>> start Provided records
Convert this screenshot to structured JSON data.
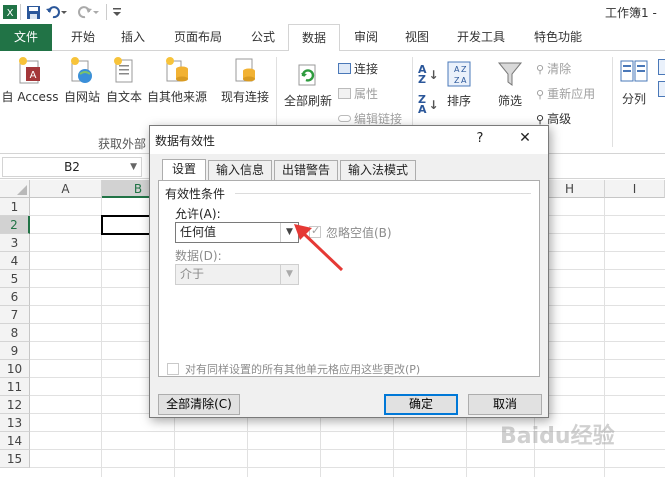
{
  "window": {
    "title": "工作簿1 -"
  },
  "quick_access": {
    "save_icon": "save-icon",
    "undo_icon": "undo-icon",
    "redo_icon": "redo-icon",
    "customize_icon": "customize-icon"
  },
  "tabs": [
    "文件",
    "开始",
    "插入",
    "页面布局",
    "公式",
    "数据",
    "审阅",
    "视图",
    "开发工具",
    "特色功能"
  ],
  "ribbon": {
    "get_external": {
      "access": "自 Access",
      "web": "自网站",
      "text": "自文本",
      "other": "自其他来源",
      "existing": "现有连接",
      "group_label": "获取外部"
    },
    "connections": {
      "refresh_all": "全部刷新",
      "connections": "连接",
      "properties": "属性",
      "edit_links": "编辑链接"
    },
    "sort_filter": {
      "sort_az": "A→Z",
      "sort_za": "Z→A",
      "sort": "排序",
      "filter": "筛选",
      "clear": "清除",
      "reapply": "重新应用",
      "advanced": "高级"
    },
    "tools": {
      "text_to_columns": "分列"
    }
  },
  "name_box": "B2",
  "columns": [
    "A",
    "B",
    "C",
    "D",
    "E",
    "F",
    "G",
    "H",
    "I"
  ],
  "rows": [
    "1",
    "2",
    "3",
    "4",
    "5",
    "6",
    "7",
    "8",
    "9",
    "10",
    "11",
    "12",
    "13",
    "14",
    "15"
  ],
  "dialog": {
    "title": "数据有效性",
    "help": "?",
    "close": "✕",
    "tabs": [
      "设置",
      "输入信息",
      "出错警告",
      "输入法模式"
    ],
    "section_label": "有效性条件",
    "allow_label": "允许(A):",
    "allow_value": "任何值",
    "ignore_blank_label": "忽略空值(B)",
    "data_label": "数据(D):",
    "data_value": "介于",
    "apply_all_label": "对有同样设置的所有其他单元格应用这些更改(P)",
    "clear_all_button": "全部清除(C)",
    "ok_button": "确定",
    "cancel_button": "取消"
  },
  "watermark": "Baidu经验",
  "colors": {
    "excel_green": "#217346",
    "arrow_red": "#e53935",
    "selection_green": "#217346"
  }
}
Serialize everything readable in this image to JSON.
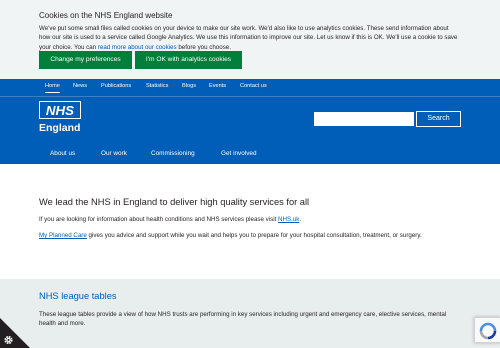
{
  "cookie_banner": {
    "title": "Cookies on the NHS England website",
    "text_before_link": "We've put some small files called cookies on your device to make our site work. We'd also like to use analytics cookies. These send information about how our site is used to a service called Google Analytics. We use this information to improve our site. Let us know if this is OK. We'll use a cookie to save your choice. You can ",
    "link_text": "read more about our cookies",
    "text_after_link": " before you choose.",
    "preferences_button": "Change my preferences",
    "accept_button": "I'm OK with analytics cookies"
  },
  "top_nav": {
    "items": [
      "Home",
      "News",
      "Publications",
      "Statistics",
      "Blogs",
      "Events",
      "Contact us"
    ],
    "active": "Home"
  },
  "logo": {
    "nhs": "NHS",
    "england": "England"
  },
  "search": {
    "placeholder": "",
    "button_label": "Search"
  },
  "main_nav": {
    "items": [
      "About us",
      "Our work",
      "Commissioning",
      "Get involved"
    ]
  },
  "main": {
    "headline": "We lead the NHS in England to deliver high quality services for all",
    "p1_before_link": "If you are looking for information about health conditions and NHS services please visit ",
    "p1_link": "NHS.uk",
    "p1_after_link": ".",
    "p2_link": "My Planned Care",
    "p2_after_link": " gives you advice and support while you wait and helps you to prepare for your hospital consultation, treatment, or surgery."
  },
  "league_tables": {
    "title": "NHS league tables",
    "text": "These league tables provide a view of how NHS trusts are performing in key services including urgent and emergency care, elective services, mental health and more."
  },
  "icons": {
    "cookie_settings": "gear-icon",
    "recaptcha": "recaptcha-icon"
  },
  "colors": {
    "nhs_blue": "#005eb8",
    "cookie_green": "#007f3b",
    "banner_bg": "#f0f4f5",
    "section_bg": "#e8edee",
    "text": "#231f20"
  }
}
>> end Provided records
Reproduce each line word for word and drop the pictures.

--- Answer for the task ---
Convert this screenshot to structured JSON data.
{
  "window": {
    "title": "工作簿1 -"
  },
  "quick_access": {
    "save_icon": "save-icon",
    "undo_icon": "undo-icon",
    "redo_icon": "redo-icon",
    "customize_icon": "customize-icon"
  },
  "tabs": [
    "文件",
    "开始",
    "插入",
    "页面布局",
    "公式",
    "数据",
    "审阅",
    "视图",
    "开发工具",
    "特色功能"
  ],
  "ribbon": {
    "get_external": {
      "access": "自 Access",
      "web": "自网站",
      "text": "自文本",
      "other": "自其他来源",
      "existing": "现有连接",
      "group_label": "获取外部"
    },
    "connections": {
      "refresh_all": "全部刷新",
      "connections": "连接",
      "properties": "属性",
      "edit_links": "编辑链接"
    },
    "sort_filter": {
      "sort_az": "A→Z",
      "sort_za": "Z→A",
      "sort": "排序",
      "filter": "筛选",
      "clear": "清除",
      "reapply": "重新应用",
      "advanced": "高级"
    },
    "tools": {
      "text_to_columns": "分列"
    }
  },
  "name_box": "B2",
  "columns": [
    "A",
    "B",
    "C",
    "D",
    "E",
    "F",
    "G",
    "H",
    "I"
  ],
  "rows": [
    "1",
    "2",
    "3",
    "4",
    "5",
    "6",
    "7",
    "8",
    "9",
    "10",
    "11",
    "12",
    "13",
    "14",
    "15"
  ],
  "dialog": {
    "title": "数据有效性",
    "help": "?",
    "close": "✕",
    "tabs": [
      "设置",
      "输入信息",
      "出错警告",
      "输入法模式"
    ],
    "section_label": "有效性条件",
    "allow_label": "允许(A):",
    "allow_value": "任何值",
    "ignore_blank_label": "忽略空值(B)",
    "data_label": "数据(D):",
    "data_value": "介于",
    "apply_all_label": "对有同样设置的所有其他单元格应用这些更改(P)",
    "clear_all_button": "全部清除(C)",
    "ok_button": "确定",
    "cancel_button": "取消"
  },
  "watermark": "Baidu经验",
  "colors": {
    "excel_green": "#217346",
    "arrow_red": "#e53935",
    "selection_green": "#217346"
  }
}
Serialize everything readable in this image to JSON.
{
  "cookie_banner": {
    "title": "Cookies on the NHS England website",
    "text_before_link": "We've put some small files called cookies on your device to make our site work. We'd also like to use analytics cookies. These send information about how our site is used to a service called Google Analytics. We use this information to improve our site. Let us know if this is OK. We'll use a cookie to save your choice. You can ",
    "link_text": "read more about our cookies",
    "text_after_link": " before you choose.",
    "preferences_button": "Change my preferences",
    "accept_button": "I'm OK with analytics cookies"
  },
  "top_nav": {
    "items": [
      "Home",
      "News",
      "Publications",
      "Statistics",
      "Blogs",
      "Events",
      "Contact us"
    ],
    "active": "Home"
  },
  "logo": {
    "nhs": "NHS",
    "england": "England"
  },
  "search": {
    "placeholder": "",
    "button_label": "Search"
  },
  "main_nav": {
    "items": [
      "About us",
      "Our work",
      "Commissioning",
      "Get involved"
    ]
  },
  "main": {
    "headline": "We lead the NHS in England to deliver high quality services for all",
    "p1_before_link": "If you are looking for information about health conditions and NHS services please visit ",
    "p1_link": "NHS.uk",
    "p1_after_link": ".",
    "p2_link": "My Planned Care",
    "p2_after_link": " gives you advice and support while you wait and helps you to prepare for your hospital consultation, treatment, or surgery."
  },
  "league_tables": {
    "title": "NHS league tables",
    "text": "These league tables provide a view of how NHS trusts are performing in key services including urgent and emergency care, elective services, mental health and more."
  },
  "icons": {
    "cookie_settings": "gear-icon",
    "recaptcha": "recaptcha-icon"
  },
  "colors": {
    "nhs_blue": "#005eb8",
    "cookie_green": "#007f3b",
    "banner_bg": "#f0f4f5",
    "section_bg": "#e8edee",
    "text": "#231f20"
  }
}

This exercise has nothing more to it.